• [Do this]
Write out the full set of records exactly. Any pictures in them do not belong in the copy.
_ _ _ _ _ _ _
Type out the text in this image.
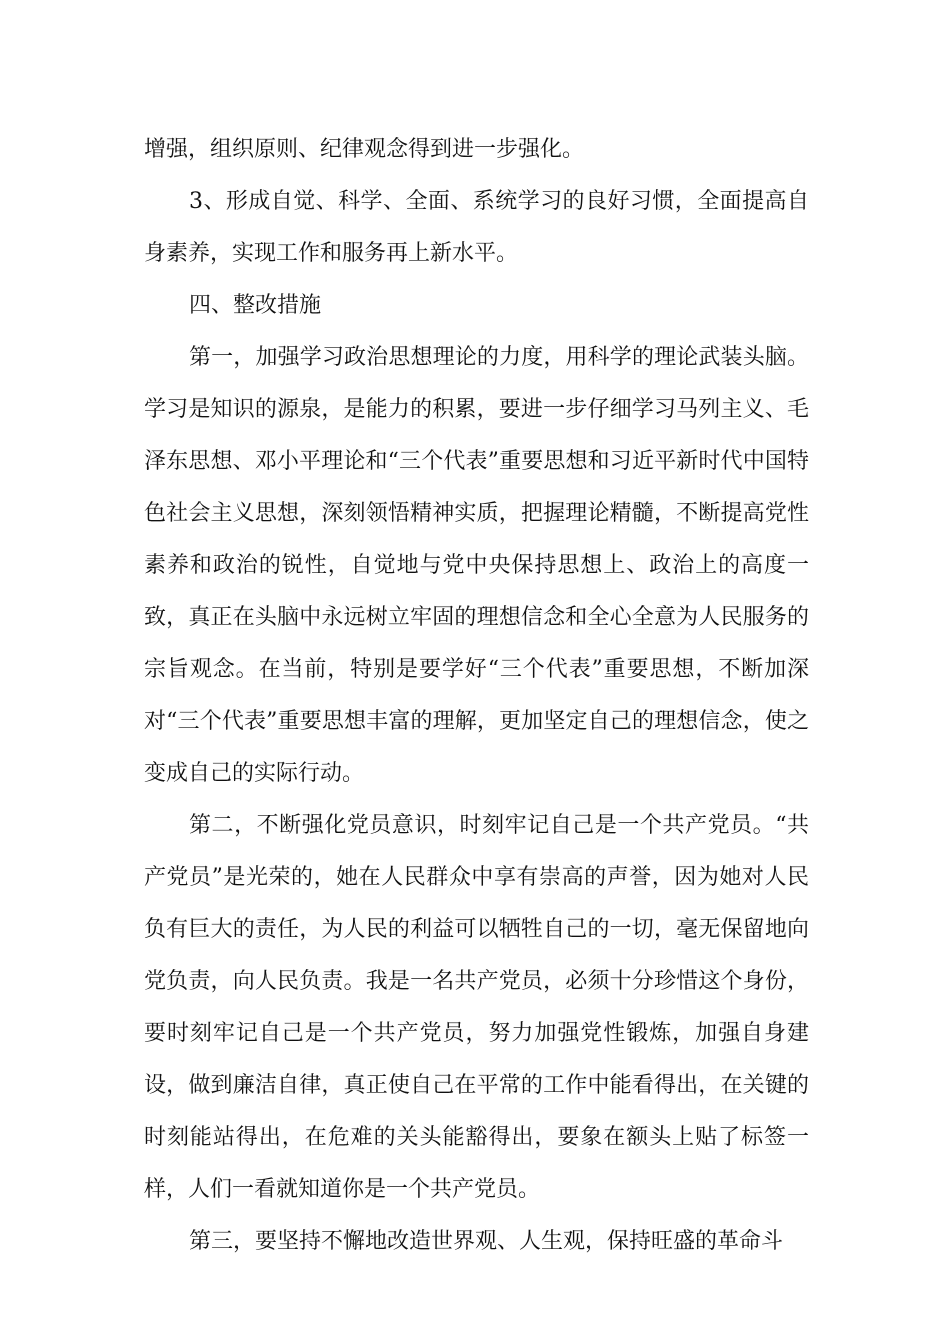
增强，组织原则、纪律观念得到进一步强化。

3、形成自觉、科学、全面、系统学习的良好习惯，全面提高自身素养，实现工作和服务再上新水平。

四、整改措施

第一，加强学习政治思想理论的力度，用科学的理论武装头脑。学习是知识的源泉，是能力的积累，要进一步仔细学习马列主义、毛泽东思想、邓小平理论和“三个代表”重要思想和习近平新时代中国特色社会主义思想，深刻领悟精神实质，把握理论精髓，不断提高党性素养和政治的锐性，自觉地与党中央保持思想上、政治上的高度一致，真正在头脑中永远树立牢固的理想信念和全心全意为人民服务的宗旨观念。在当前，特别是要学好“三个代表”重要思想，不断加深对“三个代表”重要思想丰富的理解，更加坚定自己的理想信念，使之变成自己的实际行动。

第二，不断强化党员意识，时刻牢记自己是一个共产党员。“共产党员”是光荣的，她在人民群众中享有崇高的声誉，因为她对人民负有巨大的责任，为人民的利益可以牺牲自己的一切，毫无保留地向党负责，向人民负责。我是一名共产党员，必须十分珍惜这个身份，要时刻牢记自己是一个共产党员，努力加强党性锻炼，加强自身建设，做到廉洁自律，真正使自己在平常的工作中能看得出，在关键的时刻能站得出，在危难的关头能豁得出，要象在额头上贴了标签一样，人们一看就知道你是一个共产党员。

第三，要坚持不懈地改造世界观、人生观，保持旺盛的革命斗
_ _ _ _ _ _ _
• [Final answer]
Type out the text in this image.
增强，组织原则、纪律观念得到进一步强化。

3、形成自觉、科学、全面、系统学习的良好习惯，全面提高自身素养，实现工作和服务再上新水平。

四、整改措施

第一，加强学习政治思想理论的力度，用科学的理论武装头脑。学习是知识的源泉，是能力的积累，要进一步仔细学习马列主义、毛泽东思想、邓小平理论和“三个代表”重要思想和习近平新时代中国特色社会主义思想，深刻领悟精神实质，把握理论精髓，不断提高党性素养和政治的锐性，自觉地与党中央保持思想上、政治上的高度一致，真正在头脑中永远树立牢固的理想信念和全心全意为人民服务的宗旨观念。在当前，特别是要学好“三个代表”重要思想，不断加深对“三个代表”重要思想丰富的理解，更加坚定自己的理想信念，使之变成自己的实际行动。

第二，不断强化党员意识，时刻牢记自己是一个共产党员。“共产党员”是光荣的，她在人民群众中享有崇高的声誉，因为她对人民负有巨大的责任，为人民的利益可以牺牲自己的一切，毫无保留地向党负责，向人民负责。我是一名共产党员，必须十分珍惜这个身份，要时刻牢记自己是一个共产党员，努力加强党性锻炼，加强自身建设，做到廉洁自律，真正使自己在平常的工作中能看得出，在关键的时刻能站得出，在危难的关头能豁得出，要象在额头上贴了标签一样，人们一看就知道你是一个共产党员。

第三，要坚持不懈地改造世界观、人生观，保持旺盛的革命斗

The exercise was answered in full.